### WORK INSTRUCTIONS
Your task is to reproduce the entries below word for word.

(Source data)
###

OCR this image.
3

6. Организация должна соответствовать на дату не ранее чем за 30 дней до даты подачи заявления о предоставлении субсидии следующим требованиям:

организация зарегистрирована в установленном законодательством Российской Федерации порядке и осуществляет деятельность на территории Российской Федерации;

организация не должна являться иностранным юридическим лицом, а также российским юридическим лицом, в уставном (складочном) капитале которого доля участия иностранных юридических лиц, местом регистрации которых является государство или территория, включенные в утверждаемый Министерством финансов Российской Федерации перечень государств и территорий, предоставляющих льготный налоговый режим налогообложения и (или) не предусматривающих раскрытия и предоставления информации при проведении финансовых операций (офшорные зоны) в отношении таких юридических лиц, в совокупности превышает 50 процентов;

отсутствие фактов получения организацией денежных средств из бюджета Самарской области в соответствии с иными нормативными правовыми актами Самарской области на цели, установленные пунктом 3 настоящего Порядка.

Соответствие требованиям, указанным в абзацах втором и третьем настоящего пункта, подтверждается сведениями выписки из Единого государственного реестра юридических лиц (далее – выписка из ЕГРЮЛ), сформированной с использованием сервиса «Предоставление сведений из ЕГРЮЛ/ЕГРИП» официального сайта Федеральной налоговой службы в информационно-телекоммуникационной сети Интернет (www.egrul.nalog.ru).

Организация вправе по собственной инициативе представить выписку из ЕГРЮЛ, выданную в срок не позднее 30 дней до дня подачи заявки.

###

### SOLVED PROBLEM
OCR this image.
3

6. Организация должна соответствовать на дату не ранее чем за 30 дней до даты подачи заявления о предоставлении субсидии следующим требованиям:

организация зарегистрирована в установленном законодательством Российской Федерации порядке и осуществляет деятельность на территории Российской Федерации;

организация не должна являться иностранным юридическим лицом, а также российским юридическим лицом, в уставном (складочном) капитале которого доля участия иностранных юридических лиц, местом регистрации которых является государство или территория, включенные в утверждаемый Министерством финансов Российской Федерации перечень государств и территорий, предоставляющих льготный налоговый режим налогообложения и (или) не предусматривающих раскрытия и предоставления информации при проведении финансовых операций (офшорные зоны) в отношении таких юридических лиц, в совокупности превышает 50 процентов;

отсутствие фактов получения организацией денежных средств из бюджета Самарской области в соответствии с иными нормативными правовыми актами Самарской области на цели, установленные пунктом 3 настоящего Порядка.

Соответствие требованиям, указанным в абзацах втором и третьем настоящего пункта, подтверждается сведениями выписки из Единого государственного реестра юридических лиц (далее – выписка из ЕГРЮЛ), сформированной с использованием сервиса «Предоставление сведений из ЕГРЮЛ/ЕГРИП» официального сайта Федеральной налоговой службы в информационно-телекоммуникационной сети Интернет (www.egrul.nalog.ru).

Организация вправе по собственной инициативе представить выписку из ЕГРЮЛ, выданную в срок не позднее 30 дней до дня подачи заявки.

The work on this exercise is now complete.